## Input
■ ■ ■ ■ ■ ■ ■

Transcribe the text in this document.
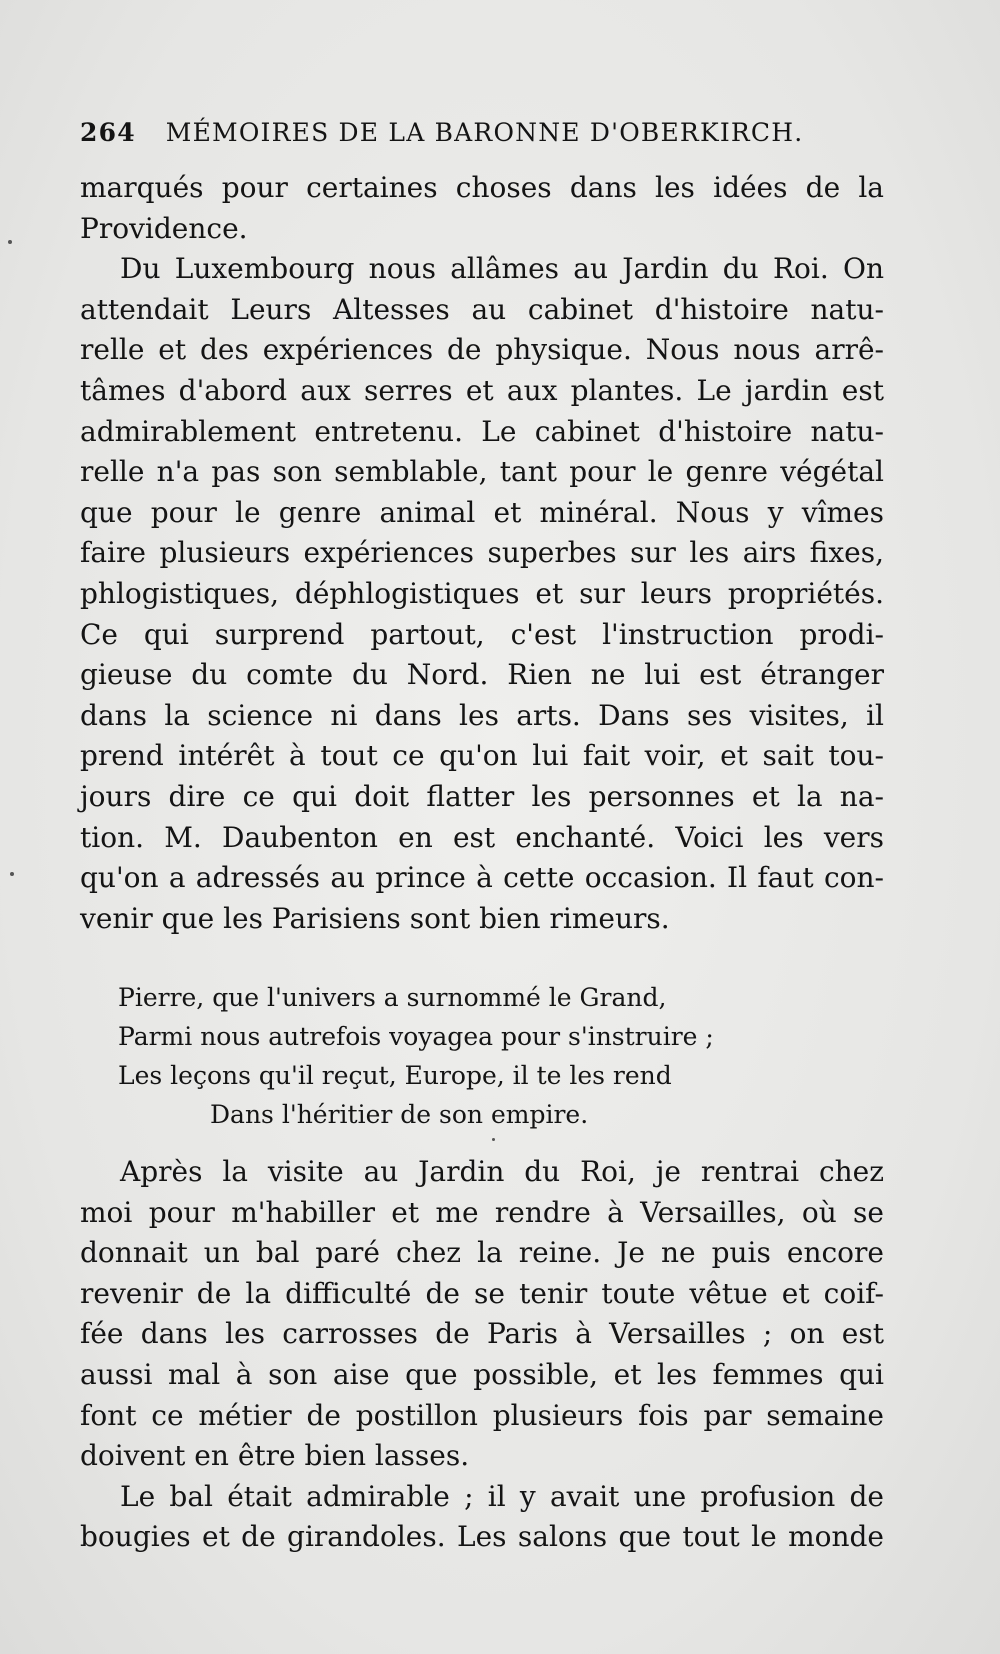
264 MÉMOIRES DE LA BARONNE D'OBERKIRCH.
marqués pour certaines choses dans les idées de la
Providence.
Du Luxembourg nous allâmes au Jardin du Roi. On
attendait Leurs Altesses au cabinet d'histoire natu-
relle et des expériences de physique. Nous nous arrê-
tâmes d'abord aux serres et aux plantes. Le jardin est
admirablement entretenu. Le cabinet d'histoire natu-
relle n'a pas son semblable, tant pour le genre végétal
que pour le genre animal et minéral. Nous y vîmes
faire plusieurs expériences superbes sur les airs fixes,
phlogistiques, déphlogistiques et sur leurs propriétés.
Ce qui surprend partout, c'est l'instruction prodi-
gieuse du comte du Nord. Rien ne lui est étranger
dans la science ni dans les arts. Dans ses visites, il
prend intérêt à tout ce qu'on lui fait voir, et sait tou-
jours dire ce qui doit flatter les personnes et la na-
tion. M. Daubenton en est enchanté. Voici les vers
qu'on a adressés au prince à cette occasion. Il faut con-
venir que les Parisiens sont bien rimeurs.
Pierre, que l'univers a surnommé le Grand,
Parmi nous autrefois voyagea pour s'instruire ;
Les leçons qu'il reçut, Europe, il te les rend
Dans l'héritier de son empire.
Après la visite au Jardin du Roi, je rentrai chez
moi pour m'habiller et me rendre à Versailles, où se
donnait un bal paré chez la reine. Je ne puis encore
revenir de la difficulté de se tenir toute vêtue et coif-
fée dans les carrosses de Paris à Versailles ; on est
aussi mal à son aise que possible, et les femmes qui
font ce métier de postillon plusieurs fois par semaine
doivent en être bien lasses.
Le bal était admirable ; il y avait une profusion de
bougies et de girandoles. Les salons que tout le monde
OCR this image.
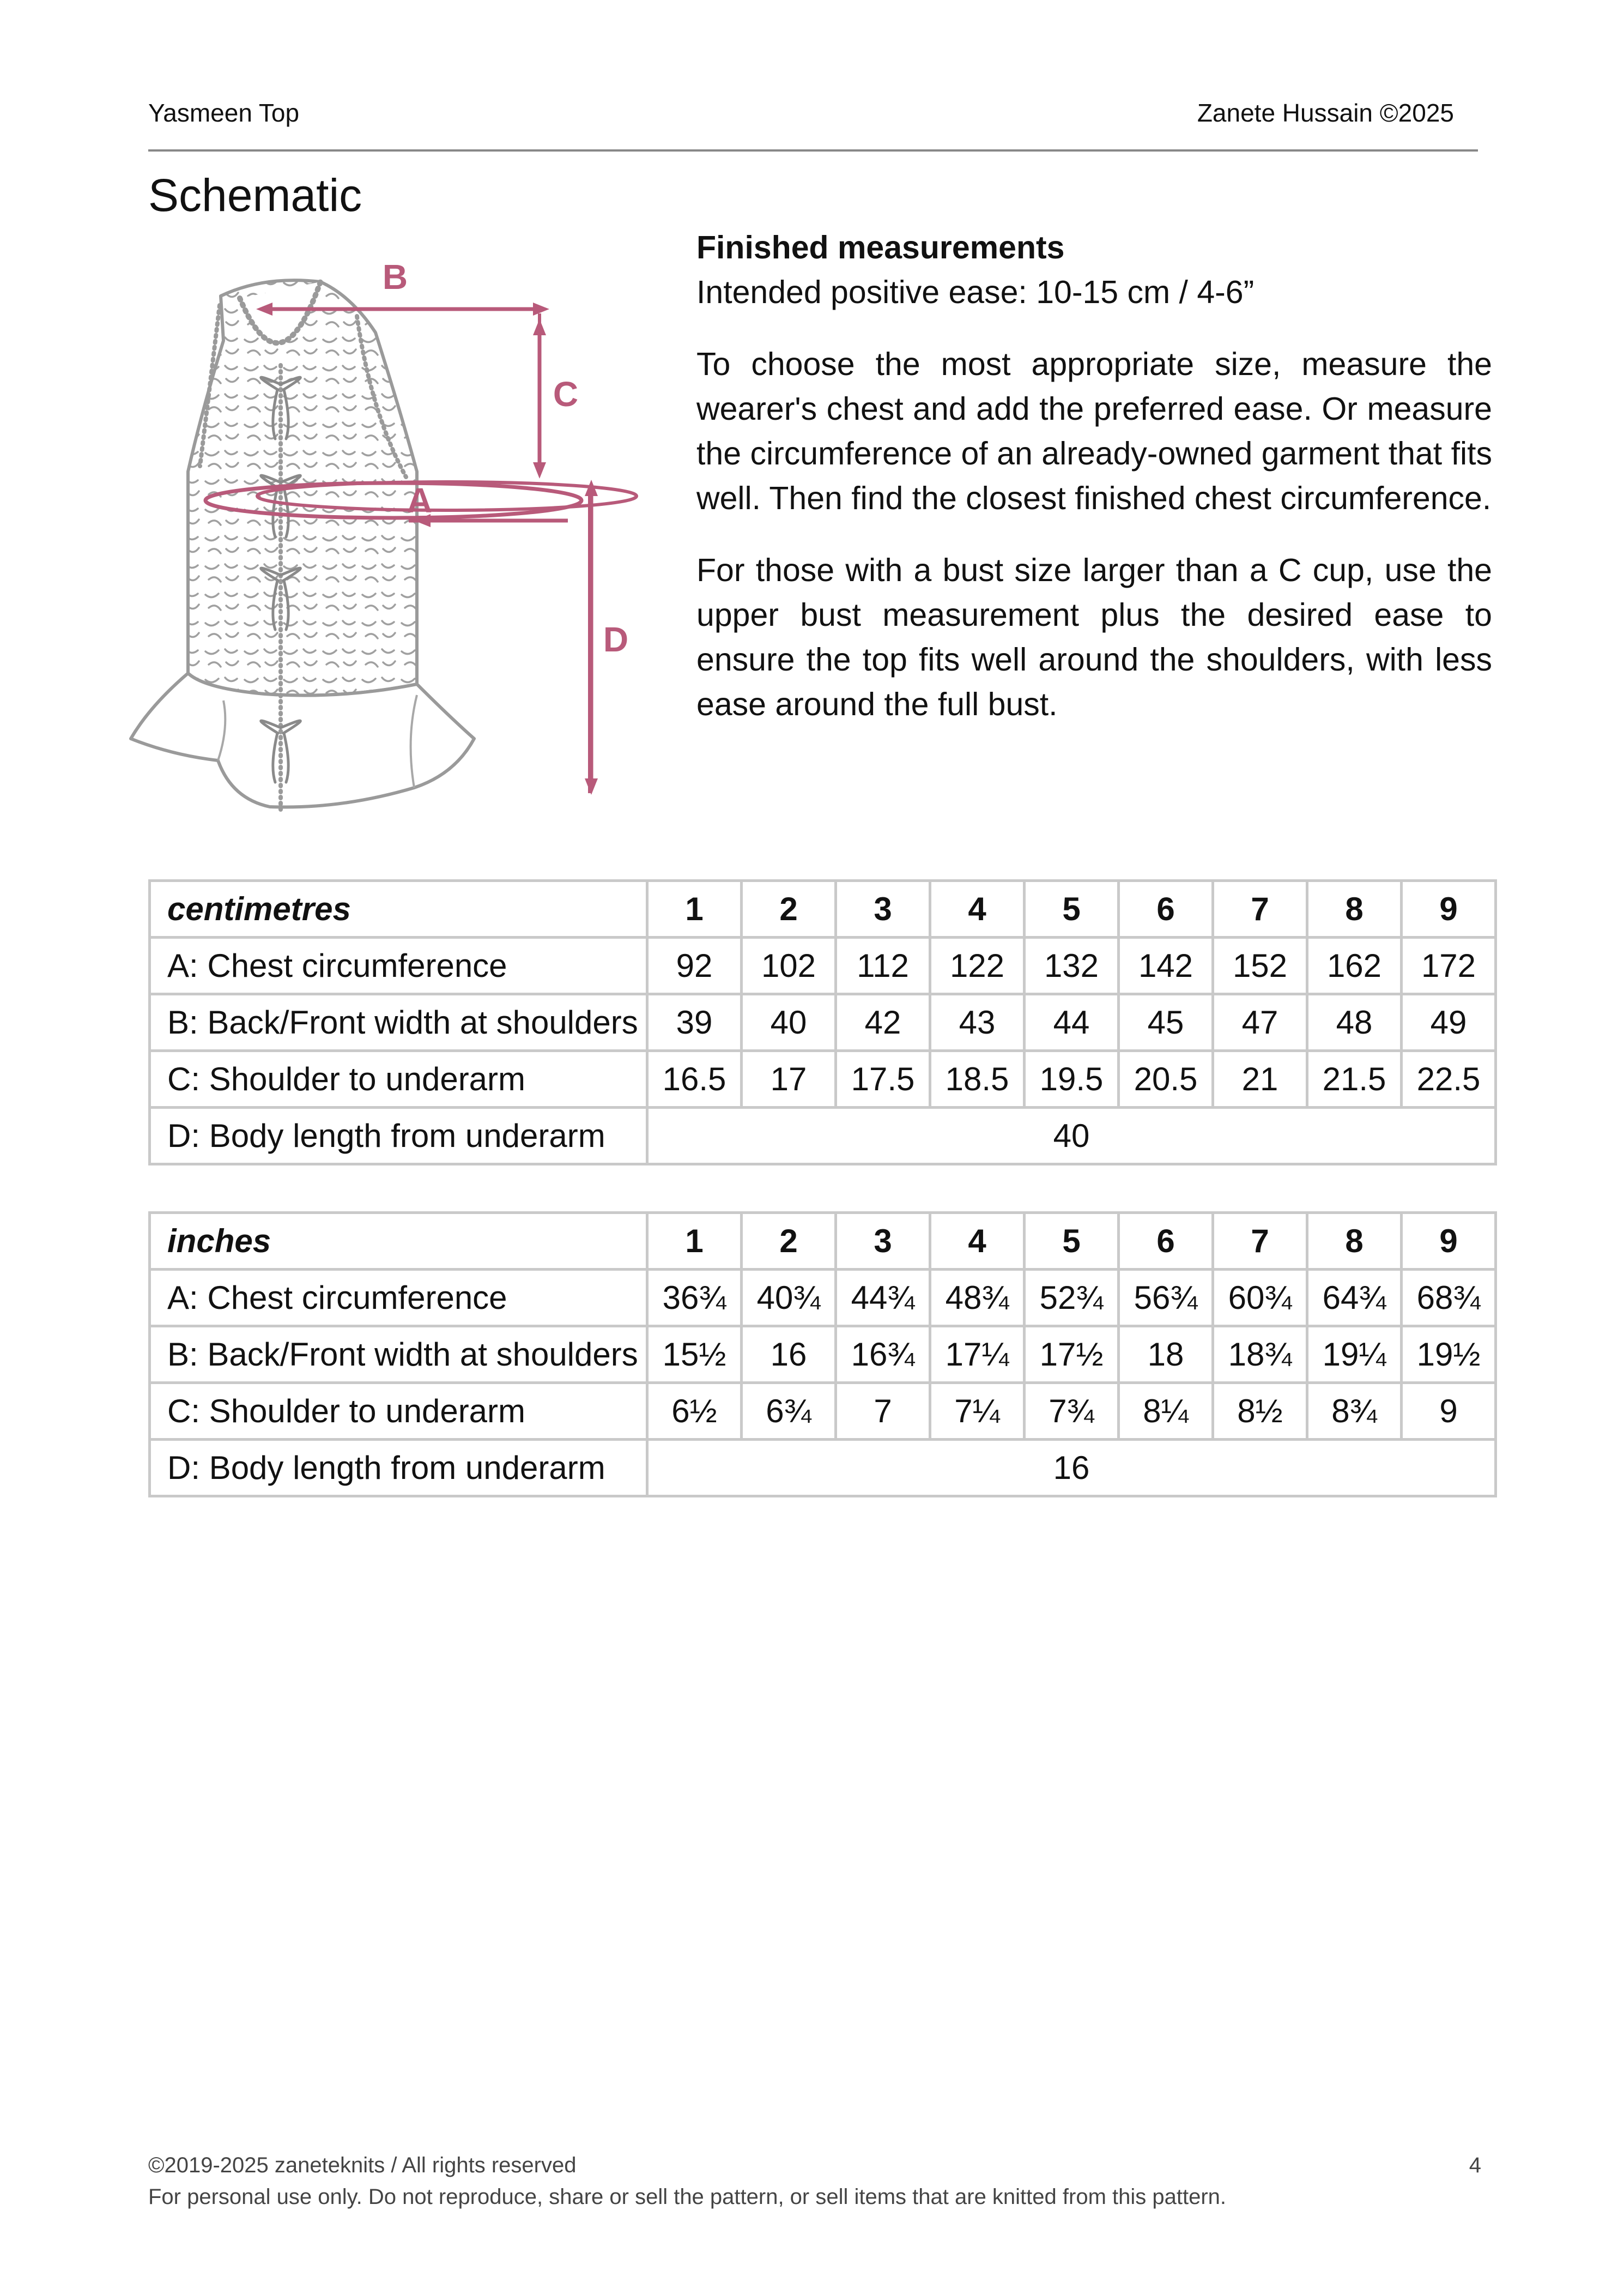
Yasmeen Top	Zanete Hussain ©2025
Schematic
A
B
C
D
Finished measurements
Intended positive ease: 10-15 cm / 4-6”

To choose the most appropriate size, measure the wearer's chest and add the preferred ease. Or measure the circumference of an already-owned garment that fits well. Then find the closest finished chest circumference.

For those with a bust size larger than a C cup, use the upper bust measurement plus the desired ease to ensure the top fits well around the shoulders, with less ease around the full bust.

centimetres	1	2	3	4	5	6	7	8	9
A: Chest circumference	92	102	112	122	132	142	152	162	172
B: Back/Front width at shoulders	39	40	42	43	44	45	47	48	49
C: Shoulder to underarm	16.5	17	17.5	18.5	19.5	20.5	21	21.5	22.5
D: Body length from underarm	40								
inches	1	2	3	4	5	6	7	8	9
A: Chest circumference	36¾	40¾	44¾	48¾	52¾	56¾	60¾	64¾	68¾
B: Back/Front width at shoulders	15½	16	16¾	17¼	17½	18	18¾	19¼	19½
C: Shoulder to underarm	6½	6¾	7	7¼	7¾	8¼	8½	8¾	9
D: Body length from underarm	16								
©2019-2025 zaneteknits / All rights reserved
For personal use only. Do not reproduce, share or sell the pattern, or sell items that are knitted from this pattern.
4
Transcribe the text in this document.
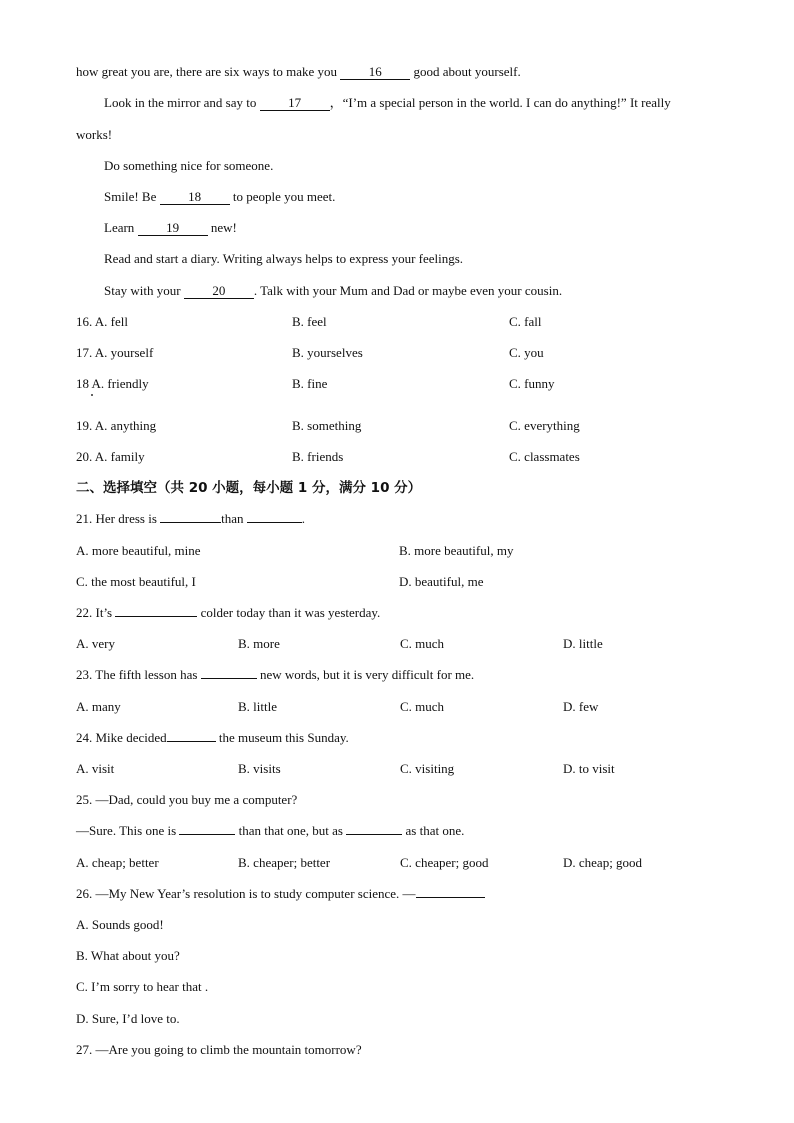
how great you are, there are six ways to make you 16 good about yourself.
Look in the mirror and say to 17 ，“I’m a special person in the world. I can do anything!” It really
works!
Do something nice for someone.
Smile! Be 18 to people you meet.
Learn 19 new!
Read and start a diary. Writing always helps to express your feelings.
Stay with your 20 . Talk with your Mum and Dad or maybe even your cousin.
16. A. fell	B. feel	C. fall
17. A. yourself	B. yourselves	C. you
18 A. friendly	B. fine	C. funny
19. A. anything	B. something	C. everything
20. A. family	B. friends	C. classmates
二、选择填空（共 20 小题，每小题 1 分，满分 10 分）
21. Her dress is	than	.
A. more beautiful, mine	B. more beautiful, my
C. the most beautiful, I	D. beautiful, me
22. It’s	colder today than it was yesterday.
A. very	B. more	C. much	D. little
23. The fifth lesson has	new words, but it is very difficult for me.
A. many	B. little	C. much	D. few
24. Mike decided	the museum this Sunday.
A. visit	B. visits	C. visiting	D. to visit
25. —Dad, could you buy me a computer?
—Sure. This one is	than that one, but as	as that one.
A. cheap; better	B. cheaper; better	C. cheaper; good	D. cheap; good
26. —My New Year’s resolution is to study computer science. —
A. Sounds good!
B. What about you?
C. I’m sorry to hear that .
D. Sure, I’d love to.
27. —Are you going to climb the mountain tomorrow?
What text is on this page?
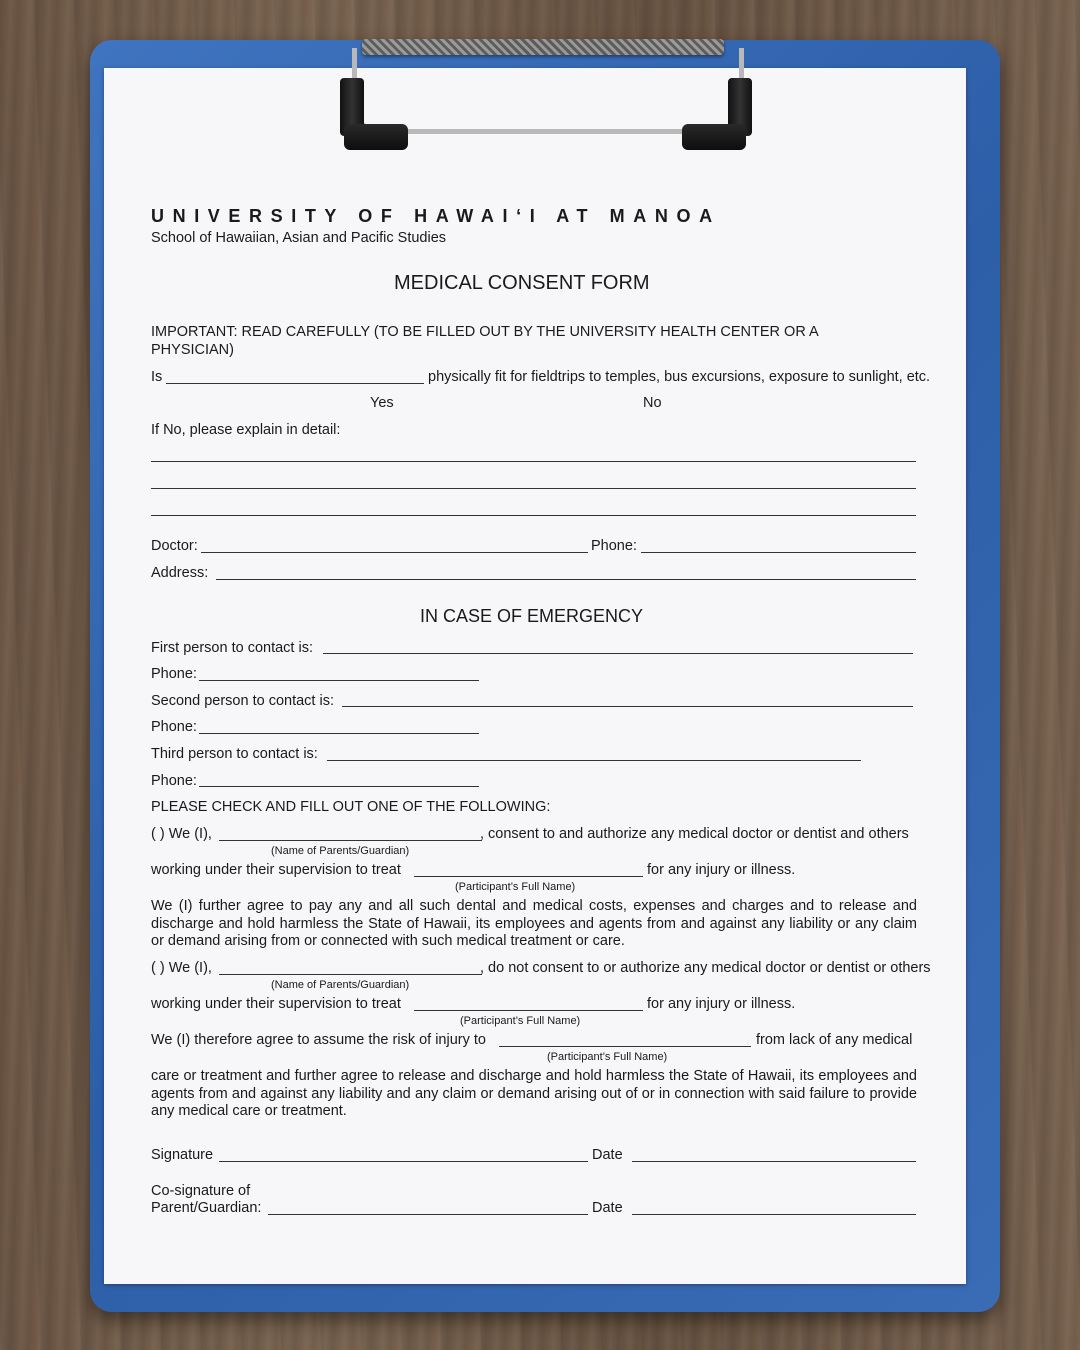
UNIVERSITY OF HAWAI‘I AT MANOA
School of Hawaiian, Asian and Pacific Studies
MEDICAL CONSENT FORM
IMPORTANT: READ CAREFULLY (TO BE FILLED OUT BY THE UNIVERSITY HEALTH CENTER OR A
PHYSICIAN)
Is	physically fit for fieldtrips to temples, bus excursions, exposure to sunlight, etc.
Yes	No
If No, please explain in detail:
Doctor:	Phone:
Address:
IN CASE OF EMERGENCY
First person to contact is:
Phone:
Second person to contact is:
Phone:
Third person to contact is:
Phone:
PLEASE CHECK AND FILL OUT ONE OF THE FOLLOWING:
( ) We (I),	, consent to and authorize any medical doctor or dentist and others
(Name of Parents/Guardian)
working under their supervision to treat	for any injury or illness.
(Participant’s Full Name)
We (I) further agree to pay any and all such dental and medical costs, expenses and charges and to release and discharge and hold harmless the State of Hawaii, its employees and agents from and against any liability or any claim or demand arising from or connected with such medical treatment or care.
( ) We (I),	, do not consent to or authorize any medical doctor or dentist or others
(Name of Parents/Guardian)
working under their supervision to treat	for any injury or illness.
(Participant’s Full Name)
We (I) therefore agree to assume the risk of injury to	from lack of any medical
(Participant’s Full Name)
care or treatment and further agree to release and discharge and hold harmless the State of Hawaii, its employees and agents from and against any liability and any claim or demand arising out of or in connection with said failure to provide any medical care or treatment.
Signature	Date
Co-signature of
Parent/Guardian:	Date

■ ■ ■ ■ ■ ■ ■

## Exercise
All lines above with "Front" in them should be returned.

## Right answer
B: Back/Front width at shoulders	39	40	42	43	44	45	47	48	49
B: Back/Front width at shoulders	15½	16	16¾	17¼	17½	18	18¾	19¼	19½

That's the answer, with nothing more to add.